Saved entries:
╔══
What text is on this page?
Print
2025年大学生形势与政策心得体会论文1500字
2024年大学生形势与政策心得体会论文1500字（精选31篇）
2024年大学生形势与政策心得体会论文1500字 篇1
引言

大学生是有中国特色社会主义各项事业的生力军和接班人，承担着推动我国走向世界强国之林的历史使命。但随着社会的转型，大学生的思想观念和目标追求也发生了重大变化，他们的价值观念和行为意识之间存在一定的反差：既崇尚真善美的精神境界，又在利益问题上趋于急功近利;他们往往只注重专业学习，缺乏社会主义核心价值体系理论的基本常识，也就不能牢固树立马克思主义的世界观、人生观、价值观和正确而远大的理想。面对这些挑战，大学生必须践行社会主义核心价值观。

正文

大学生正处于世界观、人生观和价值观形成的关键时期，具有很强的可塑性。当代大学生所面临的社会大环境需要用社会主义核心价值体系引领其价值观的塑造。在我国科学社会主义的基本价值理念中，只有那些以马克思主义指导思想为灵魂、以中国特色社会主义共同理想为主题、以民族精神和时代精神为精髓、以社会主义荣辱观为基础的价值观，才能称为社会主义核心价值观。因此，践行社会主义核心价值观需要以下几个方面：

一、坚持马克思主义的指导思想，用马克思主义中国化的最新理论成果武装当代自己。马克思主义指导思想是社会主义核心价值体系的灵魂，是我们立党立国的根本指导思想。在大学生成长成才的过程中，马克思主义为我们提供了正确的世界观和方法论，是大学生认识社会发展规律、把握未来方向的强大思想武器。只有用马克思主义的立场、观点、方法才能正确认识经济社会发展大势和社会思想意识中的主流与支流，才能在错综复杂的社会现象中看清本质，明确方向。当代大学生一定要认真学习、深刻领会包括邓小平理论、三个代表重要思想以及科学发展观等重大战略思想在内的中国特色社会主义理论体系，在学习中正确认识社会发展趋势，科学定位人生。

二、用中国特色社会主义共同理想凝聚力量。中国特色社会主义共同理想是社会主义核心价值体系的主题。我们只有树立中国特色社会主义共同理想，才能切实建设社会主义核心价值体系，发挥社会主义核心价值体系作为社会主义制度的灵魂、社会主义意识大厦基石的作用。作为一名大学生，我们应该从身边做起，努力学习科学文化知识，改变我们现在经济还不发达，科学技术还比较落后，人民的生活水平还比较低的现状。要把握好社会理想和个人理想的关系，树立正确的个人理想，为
╚══
Task goal =>
Transcribe every entry exactly, omitting nothing.

Problem solution =>
What text is on this page?
Print
2025年大学生形势与政策心得体会论文1500字
2024年大学生形势与政策心得体会论文1500字（精选31篇）
2024年大学生形势与政策心得体会论文1500字 篇1
引言

大学生是有中国特色社会主义各项事业的生力军和接班人，承担着推动我国走向世界强国之林的历史使命。但随着社会的转型，大学生的思想观念和目标追求也发生了重大变化，他们的价值观念和行为意识之间存在一定的反差：既崇尚真善美的精神境界，又在利益问题上趋于急功近利;他们往往只注重专业学习，缺乏社会主义核心价值体系理论的基本常识，也就不能牢固树立马克思主义的世界观、人生观、价值观和正确而远大的理想。面对这些挑战，大学生必须践行社会主义核心价值观。

正文

大学生正处于世界观、人生观和价值观形成的关键时期，具有很强的可塑性。当代大学生所面临的社会大环境需要用社会主义核心价值体系引领其价值观的塑造。在我国科学社会主义的基本价值理念中，只有那些以马克思主义指导思想为灵魂、以中国特色社会主义共同理想为主题、以民族精神和时代精神为精髓、以社会主义荣辱观为基础的价值观，才能称为社会主义核心价值观。因此，践行社会主义核心价值观需要以下几个方面：

一、坚持马克思主义的指导思想，用马克思主义中国化的最新理论成果武装当代自己。马克思主义指导思想是社会主义核心价值体系的灵魂，是我们立党立国的根本指导思想。在大学生成长成才的过程中，马克思主义为我们提供了正确的世界观和方法论，是大学生认识社会发展规律、把握未来方向的强大思想武器。只有用马克思主义的立场、观点、方法才能正确认识经济社会发展大势和社会思想意识中的主流与支流，才能在错综复杂的社会现象中看清本质，明确方向。当代大学生一定要认真学习、深刻领会包括邓小平理论、三个代表重要思想以及科学发展观等重大战略思想在内的中国特色社会主义理论体系，在学习中正确认识社会发展趋势，科学定位人生。

二、用中国特色社会主义共同理想凝聚力量。中国特色社会主义共同理想是社会主义核心价值体系的主题。我们只有树立中国特色社会主义共同理想，才能切实建设社会主义核心价值体系，发挥社会主义核心价值体系作为社会主义制度的灵魂、社会主义意识大厦基石的作用。作为一名大学生，我们应该从身边做起，努力学习科学文化知识，改变我们现在经济还不发达，科学技术还比较落后，人民的生活水平还比较低的现状。要把握好社会理想和个人理想的关系，树立正确的个人理想，为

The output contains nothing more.